>> start Data supplied

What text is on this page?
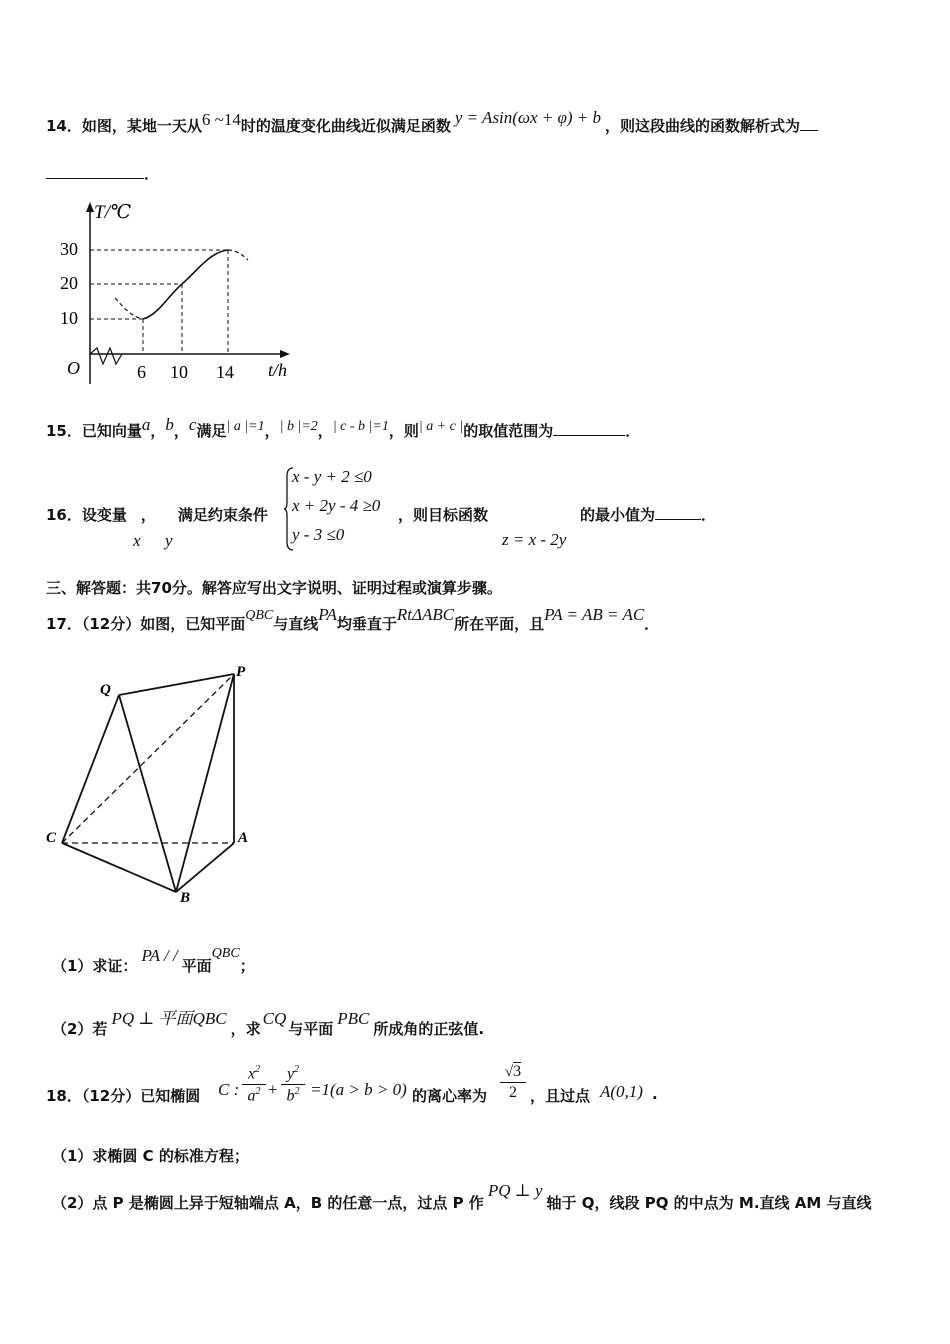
14．如图，某地一天从6 ~14时的温度变化曲线近似满足函数 y = Asin(ωx + φ) + b ，则这段曲线的函数解析式为
．
T/℃
30
20
10
O	6 10 14 t/h
15．已知向量a，b，c满足| a |=1，| b |=2，| c - b |=1，则| a + c |的取值范围为	．
16．设变量 ， 满足约束条件
x y
x - y + 2 ≤0
x + 2y - 4 ≥0
y - 3 ≤0
，则目标函数
z = x - 2y
的最小值为	．
三、解答题：共70分。解答应写出文字说明、证明过程或演算步骤。
17．（12分）如图，已知平面QBC与直线PA均垂直于RtΔABC所在平面，且PA = AB = AC．
Q
P
C	A
B
（1）求证：PA / /平面QBC；
（2）若PQ ⊥ 平面QBC，求CQ与平面PBC所成角的正弦值.
18．（12分）已知椭圆 C :
$x^2$
$a^2$ +
$y^2$
$b^2 =1(a > b > 0)$ 的离心率为
√3
2 ，且过点 A(0,1) .
（1）求椭圆 C 的标准方程；
（2）点 P 是椭圆上异于短轴端点 A，B 的任意一点，过点 P 作PQ ⊥ y轴于 Q，线段 PQ 的中点为 M.直线 AM 与直线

>> end Data supplied

» What needs to be done
All of the entries above should be copied exactly, except for the pictures.

» Finished exercise
What text is on this page?
14．如图，某地一天从6 ~14时的温度变化曲线近似满足函数 y = Asin(ωx + φ) + b ，则这段曲线的函数解析式为
．
T/℃
30
20
10
O	6 10 14 t/h
15．已知向量a，b，c满足| a |=1，| b |=2，| c - b |=1，则| a + c |的取值范围为	．
16．设变量 ， 满足约束条件
x y
x - y + 2 ≤0
x + 2y - 4 ≥0
y - 3 ≤0
，则目标函数
z = x - 2y
的最小值为	．
三、解答题：共70分。解答应写出文字说明、证明过程或演算步骤。
17．（12分）如图，已知平面QBC与直线PA均垂直于RtΔABC所在平面，且PA = AB = AC．
Q
P
C	A
B
（1）求证：PA / /平面QBC；
（2）若PQ ⊥ 平面QBC，求CQ与平面PBC所成角的正弦值.
18．（12分）已知椭圆 C :
$x^2$
$a^2$ +
$y^2$
$b^2 =1(a > b > 0)$ 的离心率为
√3
2 ，且过点 A(0,1) .
（1）求椭圆 C 的标准方程；
（2）点 P 是椭圆上异于短轴端点 A，B 的任意一点，过点 P 作PQ ⊥ y轴于 Q，线段 PQ 的中点为 M.直线 AM 与直线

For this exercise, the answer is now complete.